-- Aim of the exercise --
In the entries below, find every line holding the string "defend" and collect it.

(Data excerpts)
++++++
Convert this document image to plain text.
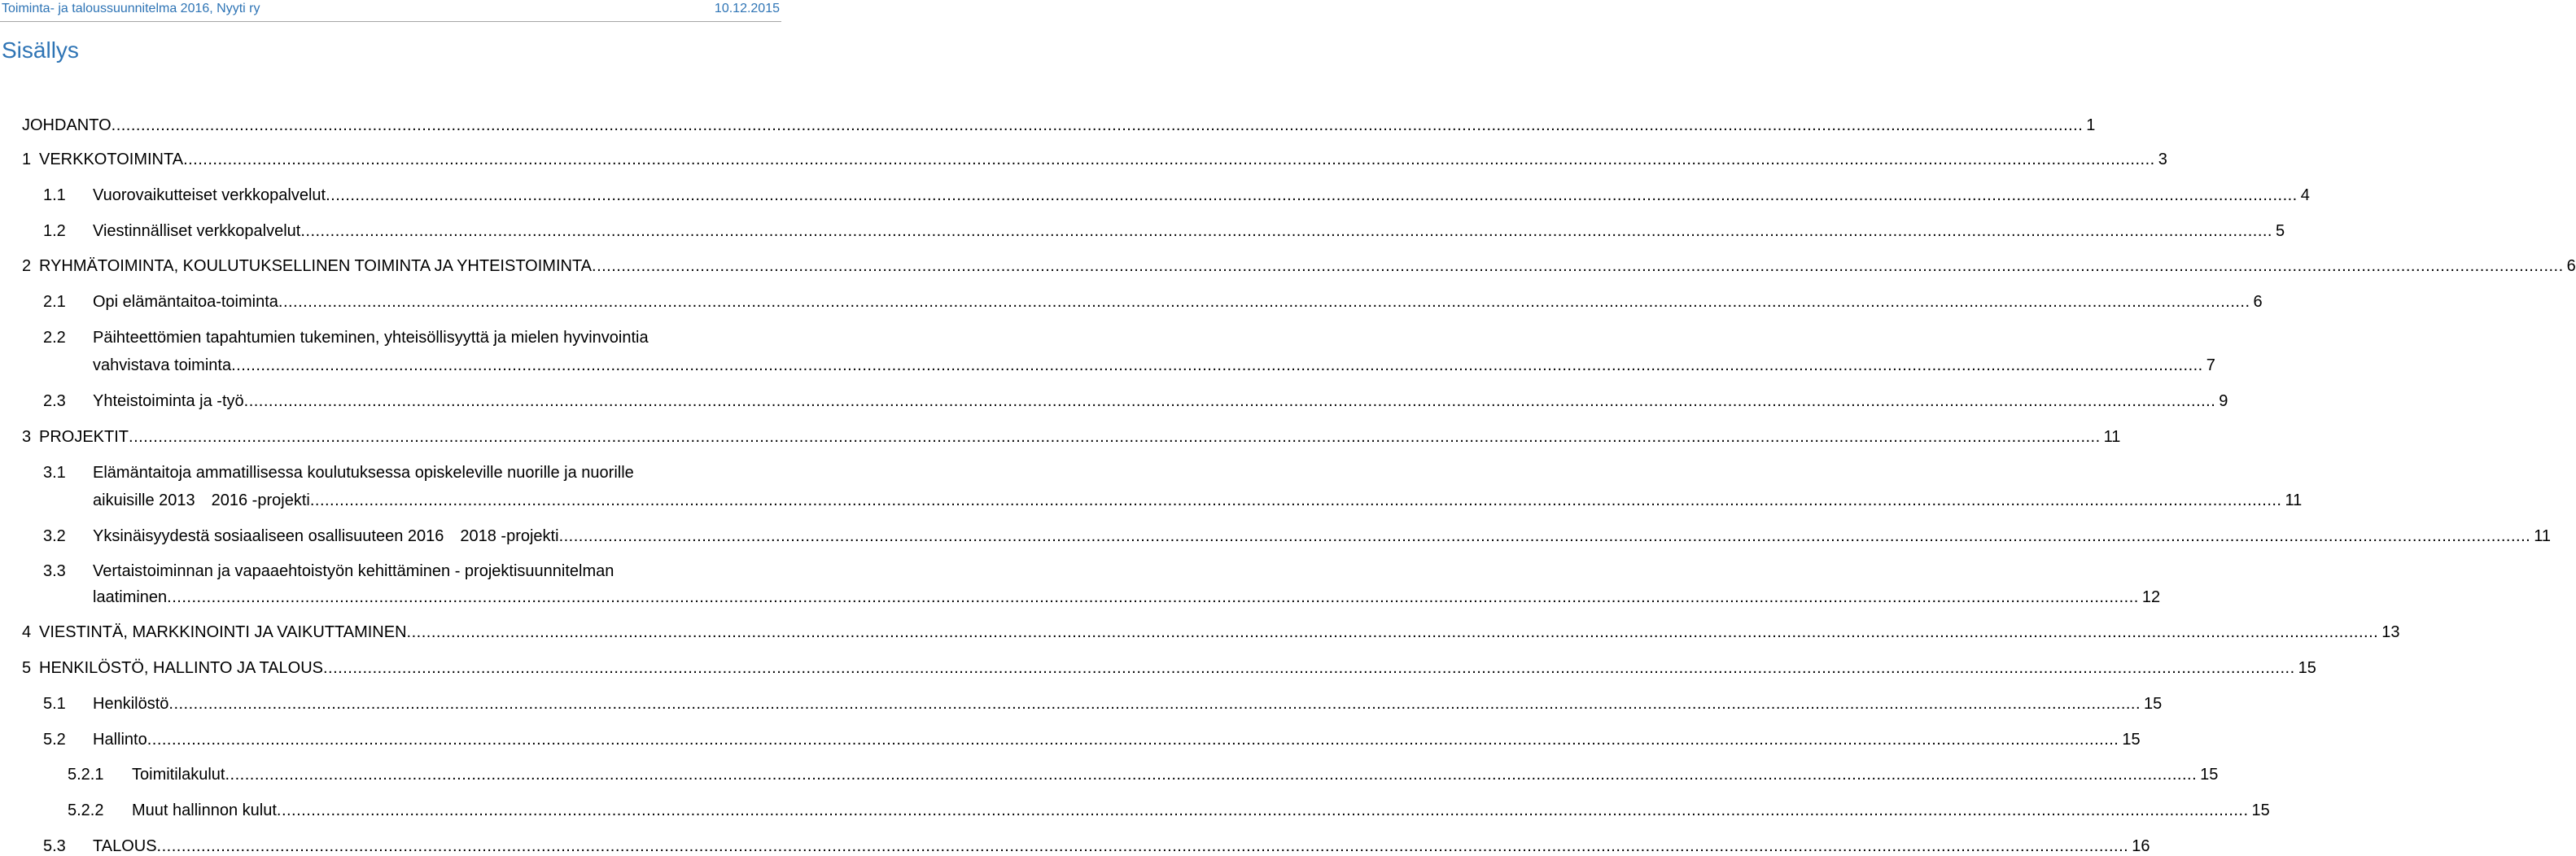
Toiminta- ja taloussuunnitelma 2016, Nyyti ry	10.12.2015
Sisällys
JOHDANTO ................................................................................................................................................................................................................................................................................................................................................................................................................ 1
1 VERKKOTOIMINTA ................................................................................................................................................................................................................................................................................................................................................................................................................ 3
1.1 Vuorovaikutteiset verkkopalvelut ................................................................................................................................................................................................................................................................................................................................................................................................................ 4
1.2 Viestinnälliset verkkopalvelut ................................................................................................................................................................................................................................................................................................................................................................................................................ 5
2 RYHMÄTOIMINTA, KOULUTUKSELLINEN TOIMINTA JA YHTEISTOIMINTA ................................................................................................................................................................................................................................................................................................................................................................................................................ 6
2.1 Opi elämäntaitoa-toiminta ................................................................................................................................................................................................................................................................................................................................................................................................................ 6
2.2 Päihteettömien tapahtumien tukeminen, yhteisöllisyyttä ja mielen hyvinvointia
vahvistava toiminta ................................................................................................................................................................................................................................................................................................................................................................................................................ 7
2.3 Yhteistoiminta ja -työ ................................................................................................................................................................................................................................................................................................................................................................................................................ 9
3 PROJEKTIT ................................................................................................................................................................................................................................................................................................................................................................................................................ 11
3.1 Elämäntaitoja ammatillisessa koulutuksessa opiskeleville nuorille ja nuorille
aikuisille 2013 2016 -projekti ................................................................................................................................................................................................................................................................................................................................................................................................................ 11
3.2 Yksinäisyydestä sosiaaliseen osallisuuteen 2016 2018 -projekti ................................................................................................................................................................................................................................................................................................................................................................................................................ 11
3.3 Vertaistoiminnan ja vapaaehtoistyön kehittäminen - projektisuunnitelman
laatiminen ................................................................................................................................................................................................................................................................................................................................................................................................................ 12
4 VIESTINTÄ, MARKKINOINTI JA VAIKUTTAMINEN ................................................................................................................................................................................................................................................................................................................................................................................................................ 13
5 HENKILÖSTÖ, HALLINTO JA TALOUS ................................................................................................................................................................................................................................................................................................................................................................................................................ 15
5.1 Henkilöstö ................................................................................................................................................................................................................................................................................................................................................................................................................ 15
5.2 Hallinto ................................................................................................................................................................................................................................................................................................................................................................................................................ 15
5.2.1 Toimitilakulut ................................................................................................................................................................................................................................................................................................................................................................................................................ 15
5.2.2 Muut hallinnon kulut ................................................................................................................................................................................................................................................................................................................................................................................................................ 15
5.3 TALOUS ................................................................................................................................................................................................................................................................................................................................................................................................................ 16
++++++
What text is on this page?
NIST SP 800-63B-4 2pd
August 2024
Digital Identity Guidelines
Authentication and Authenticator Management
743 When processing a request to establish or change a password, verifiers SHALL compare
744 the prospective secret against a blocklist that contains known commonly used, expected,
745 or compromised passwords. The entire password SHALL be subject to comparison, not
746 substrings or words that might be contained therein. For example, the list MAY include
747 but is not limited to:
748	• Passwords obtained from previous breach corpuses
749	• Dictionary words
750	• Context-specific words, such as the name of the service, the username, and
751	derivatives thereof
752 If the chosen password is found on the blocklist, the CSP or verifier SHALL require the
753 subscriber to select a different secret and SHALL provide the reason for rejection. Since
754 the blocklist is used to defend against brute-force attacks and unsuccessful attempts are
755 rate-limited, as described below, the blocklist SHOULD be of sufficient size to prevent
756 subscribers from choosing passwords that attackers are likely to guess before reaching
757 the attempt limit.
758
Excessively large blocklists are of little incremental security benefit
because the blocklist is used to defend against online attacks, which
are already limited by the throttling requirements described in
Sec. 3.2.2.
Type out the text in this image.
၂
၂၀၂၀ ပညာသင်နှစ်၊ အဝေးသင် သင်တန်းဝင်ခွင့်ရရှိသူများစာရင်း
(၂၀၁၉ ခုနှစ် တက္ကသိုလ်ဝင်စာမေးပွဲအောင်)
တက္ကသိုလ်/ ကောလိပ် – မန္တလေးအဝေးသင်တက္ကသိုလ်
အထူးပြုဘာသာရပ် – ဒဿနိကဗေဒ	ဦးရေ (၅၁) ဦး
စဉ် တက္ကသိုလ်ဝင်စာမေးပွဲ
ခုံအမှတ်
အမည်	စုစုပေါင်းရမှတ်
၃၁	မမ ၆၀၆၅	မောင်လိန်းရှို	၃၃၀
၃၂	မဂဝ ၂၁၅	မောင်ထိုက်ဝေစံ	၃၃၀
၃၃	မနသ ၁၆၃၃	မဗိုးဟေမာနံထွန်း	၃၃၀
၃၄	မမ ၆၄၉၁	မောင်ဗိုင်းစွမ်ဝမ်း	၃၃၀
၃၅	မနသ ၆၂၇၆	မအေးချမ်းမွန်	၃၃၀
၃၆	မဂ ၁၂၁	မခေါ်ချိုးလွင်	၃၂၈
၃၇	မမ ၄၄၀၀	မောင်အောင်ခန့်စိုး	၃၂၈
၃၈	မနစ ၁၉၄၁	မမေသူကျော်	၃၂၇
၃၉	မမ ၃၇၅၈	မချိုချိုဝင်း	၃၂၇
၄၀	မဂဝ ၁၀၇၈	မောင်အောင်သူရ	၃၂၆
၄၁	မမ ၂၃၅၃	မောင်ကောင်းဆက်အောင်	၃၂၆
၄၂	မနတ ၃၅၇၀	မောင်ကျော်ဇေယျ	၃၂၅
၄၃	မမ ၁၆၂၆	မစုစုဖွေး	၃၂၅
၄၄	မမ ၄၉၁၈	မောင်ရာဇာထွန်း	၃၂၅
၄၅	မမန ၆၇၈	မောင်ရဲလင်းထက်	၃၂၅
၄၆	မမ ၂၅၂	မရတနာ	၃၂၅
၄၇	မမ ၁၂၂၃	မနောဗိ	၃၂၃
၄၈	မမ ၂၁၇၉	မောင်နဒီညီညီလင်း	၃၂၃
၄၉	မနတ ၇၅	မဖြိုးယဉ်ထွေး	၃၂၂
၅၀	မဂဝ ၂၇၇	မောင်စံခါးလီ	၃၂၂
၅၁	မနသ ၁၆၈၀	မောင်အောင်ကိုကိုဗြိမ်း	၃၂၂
++++++
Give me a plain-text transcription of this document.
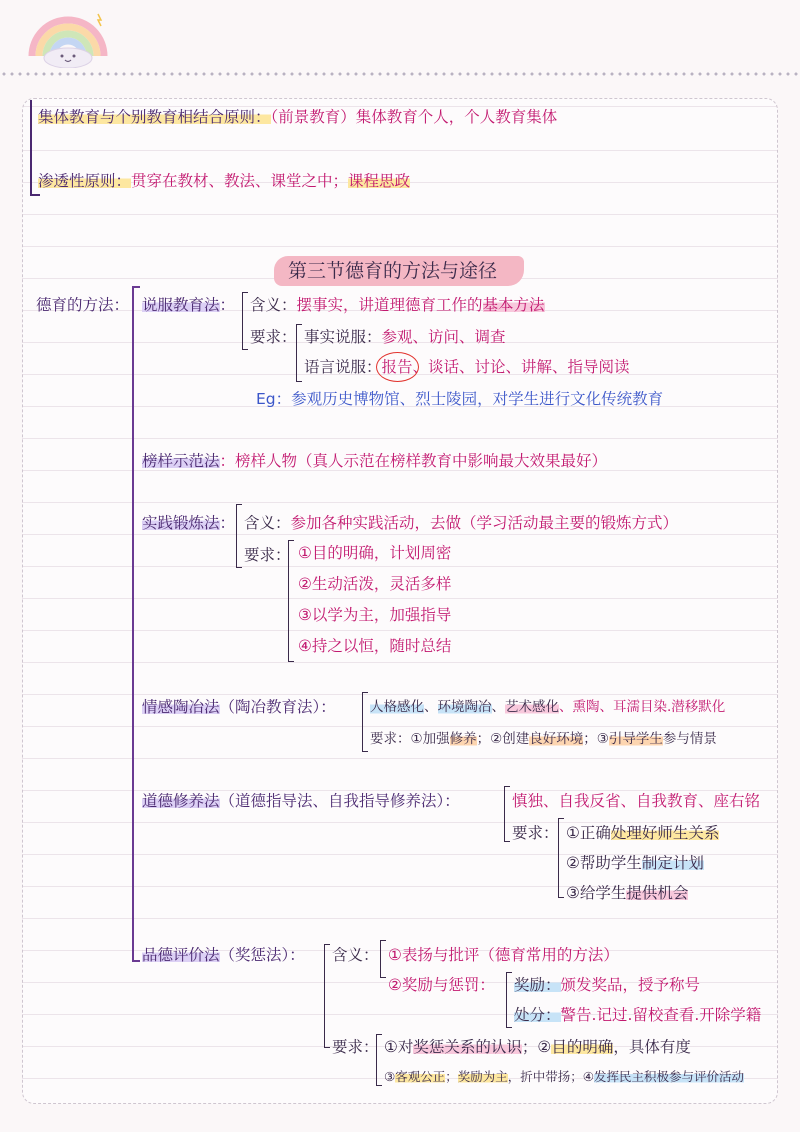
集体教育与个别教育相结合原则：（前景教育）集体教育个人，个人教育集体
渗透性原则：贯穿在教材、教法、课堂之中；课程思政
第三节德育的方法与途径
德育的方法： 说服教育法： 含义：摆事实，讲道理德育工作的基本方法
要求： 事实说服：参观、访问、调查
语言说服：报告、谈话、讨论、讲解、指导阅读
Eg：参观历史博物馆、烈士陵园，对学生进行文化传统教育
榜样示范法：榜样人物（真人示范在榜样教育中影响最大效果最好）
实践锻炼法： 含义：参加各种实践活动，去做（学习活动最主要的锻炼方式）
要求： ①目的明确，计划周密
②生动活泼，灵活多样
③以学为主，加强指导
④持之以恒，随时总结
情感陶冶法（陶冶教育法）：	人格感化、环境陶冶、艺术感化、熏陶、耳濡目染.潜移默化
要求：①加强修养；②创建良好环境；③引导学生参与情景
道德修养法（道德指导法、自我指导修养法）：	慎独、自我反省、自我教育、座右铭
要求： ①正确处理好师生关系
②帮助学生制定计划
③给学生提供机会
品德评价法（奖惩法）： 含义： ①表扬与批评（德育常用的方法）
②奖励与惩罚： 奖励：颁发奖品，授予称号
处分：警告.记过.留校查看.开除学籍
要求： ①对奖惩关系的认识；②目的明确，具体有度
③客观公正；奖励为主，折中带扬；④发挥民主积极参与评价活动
++++++
-- Task output --
754 the blocklist is used to defend against brute-force attacks and unsuccessful attempts are
because the blocklist is used to defend against online attacks, which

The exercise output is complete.